### TASK STATEMENT
Find and copy every line in the records that includes the string "исследования".
********************
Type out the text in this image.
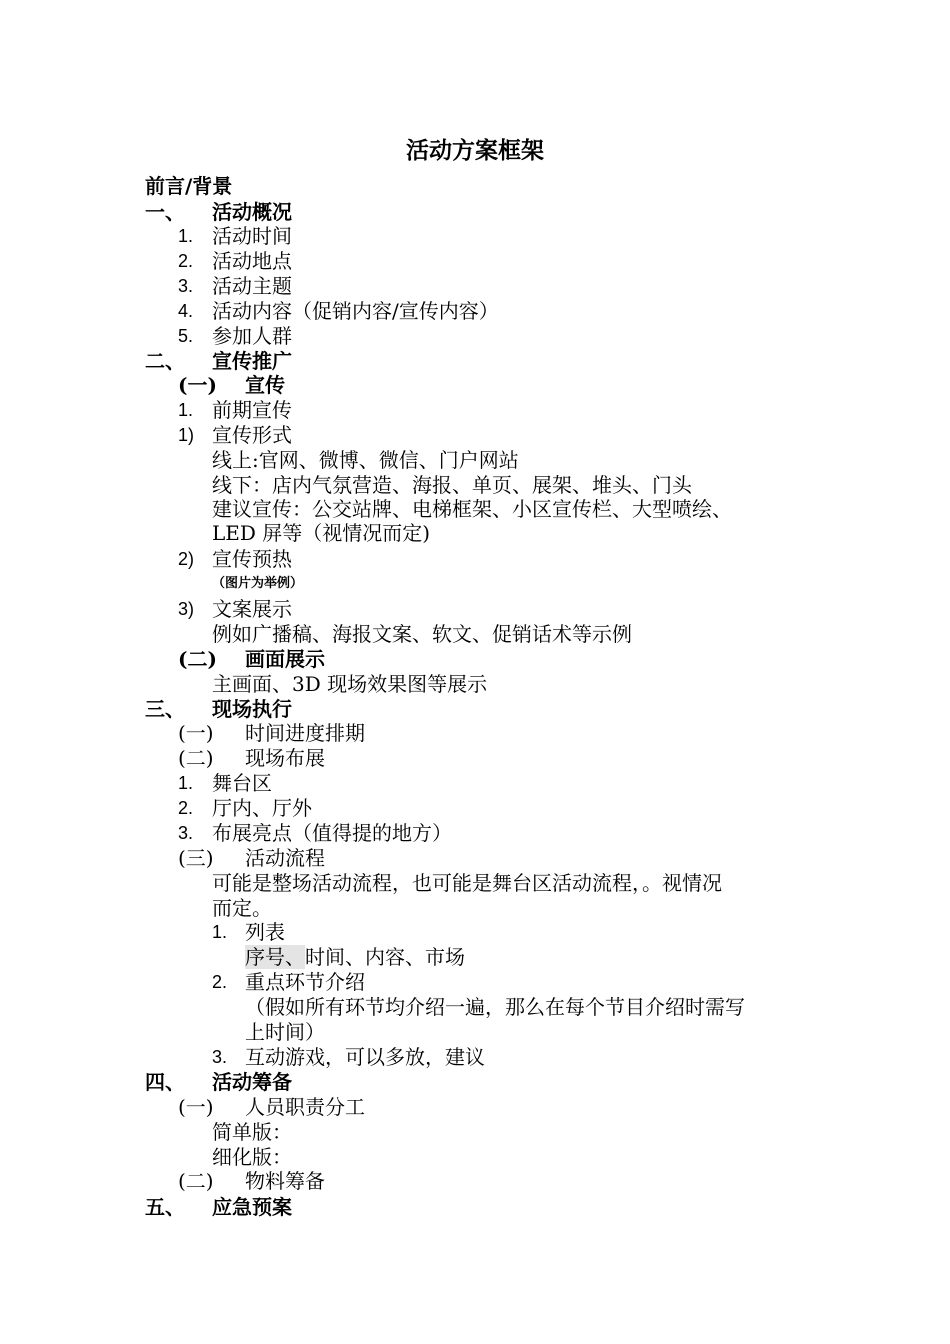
活动方案框架
前言/背景
一、 活动概况
1. 活动时间
2. 活动地点
3. 活动主题
4. 活动内容（促销内容/宣传内容）
5. 参加人群
二、 宣传推广
(一) 宣传
1. 前期宣传
1) 宣传形式
线上:官网、微博、微信、门户网站
线下：店内气氛营造、海报、单页、展架、堆头、门头
建议宣传：公交站牌、电梯框架、小区宣传栏、大型喷绘、
LED 屏等（视情况而定)
2) 宣传预热
（图片为举例）
3) 文案展示
例如广播稿、海报文案、软文、促销话术等示例
(二) 画面展示
主画面、3D 现场效果图等展示
三、 现场执行
(一) 时间进度排期
(二) 现场布展
1. 舞台区
2. 厅内、厅外
3. 布展亮点（值得提的地方）
(三) 活动流程
可能是整场活动流程，也可能是舞台区活动流程，。视情况
而定。
1. 列表
序号、时间、内容、市场
2. 重点环节介绍
（假如所有环节均介绍一遍，那么在每个节目介绍时需写
上时间）
3. 互动游戏，可以多放，建议
四、 活动筹备
(一) 人员职责分工
简单版：
细化版：
(二) 物料筹备
五、 应急预案
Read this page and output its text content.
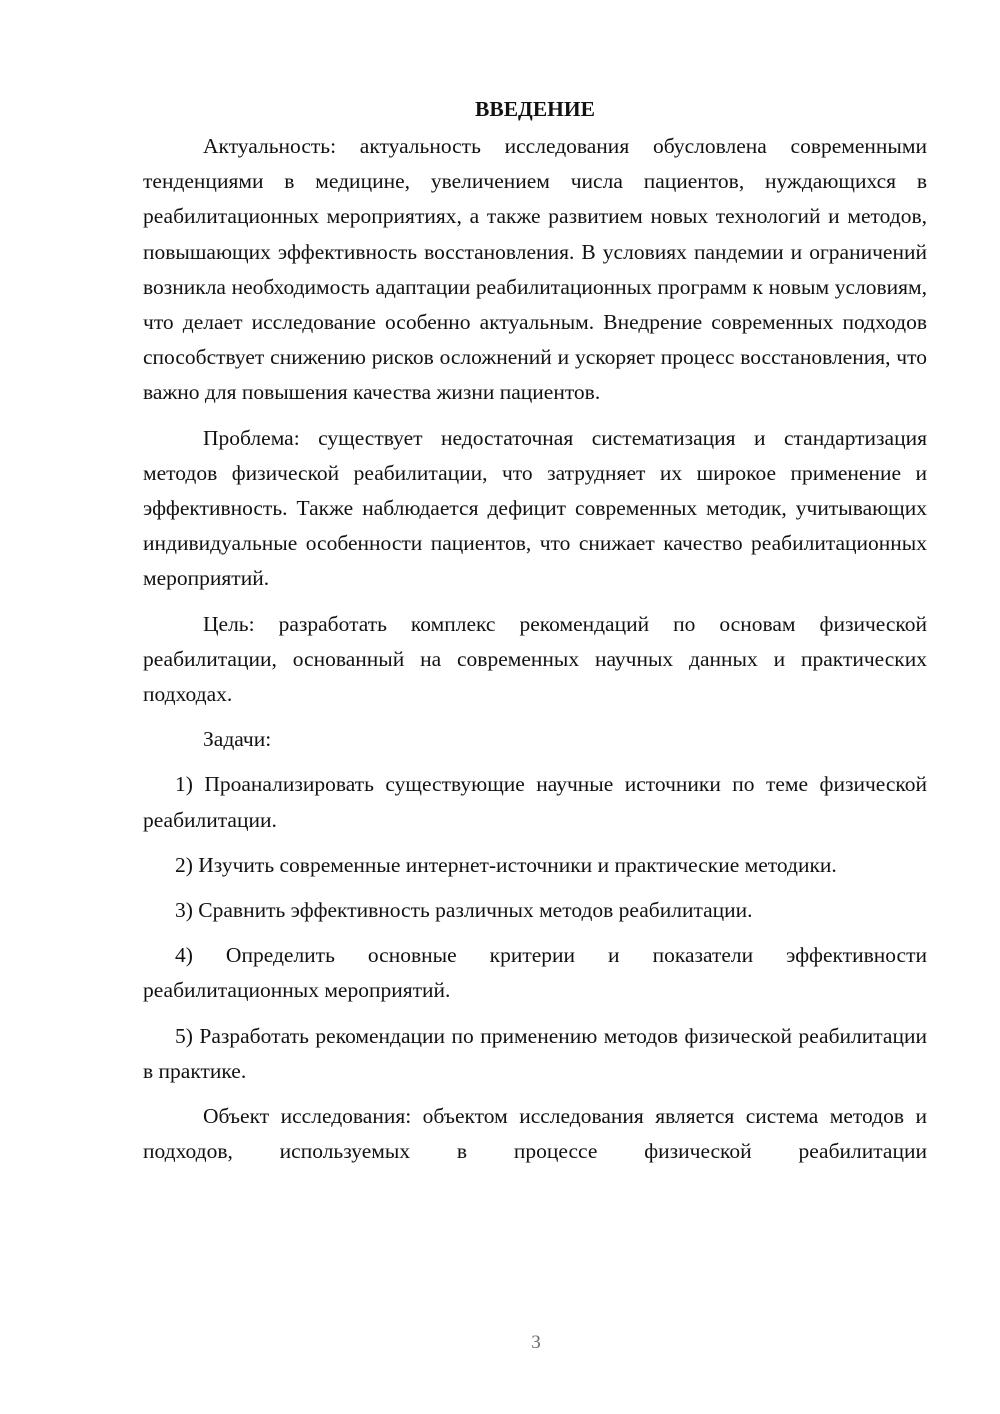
ВВЕДЕНИЕ

Актуальность: актуальность исследования обусловлена современными тенденциями в медицине, увеличением числа пациентов, нуждающихся в реабилитационных мероприятиях, а также развитием новых технологий и методов, повышающих эффективность восстановления. В условиях пандемии и ограничений возникла необходимость адаптации реабилитационных программ к новым условиям, что делает исследование особенно актуальным. Внедрение современных подходов способствует снижению рисков осложнений и ускоряет процесс восстановления, что важно для повышения качества жизни пациентов.

Проблема: существует недостаточная систематизация и стандартизация методов физической реабилитации, что затрудняет их широкое применение и эффективность. Также наблюдается дефицит современных методик, учитывающих индивидуальные особенности пациентов, что снижает качество реабилитационных мероприятий.

Цель: разработать комплекс рекомендаций по основам физической реабилитации, основанный на современных научных данных и практических подходах.

Задачи:

1) Проанализировать существующие научные источники по теме физической реабилитации.

2) Изучить современные интернет-источники и практические методики.

3) Сравнить эффективность различных методов реабилитации.

4) Определить основные критерии и показатели эффективности реабилитационных мероприятий.

5) Разработать рекомендации по применению методов физической реабилитации в практике.

Объект исследования: объектом исследования является система методов и подходов, используемых в процессе физической реабилитации

3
********************
### FINISHED TASK
Актуальность: актуальность исследования обусловлена современными тенденциями в медицине, увеличением числа пациентов, нуждающихся в реабилитационных мероприятиях, а также развитием новых технологий и методов, повышающих эффективность восстановления. В условиях пандемии и ограничений возникла необходимость адаптации реабилитационных программ к новым условиям, что делает исследование особенно актуальным. Внедрение современных подходов способствует снижению рисков осложнений и ускоряет процесс восстановления, что важно для повышения качества жизни пациентов.
Объект исследования: объектом исследования является система методов и подходов, используемых в процессе физической реабилитации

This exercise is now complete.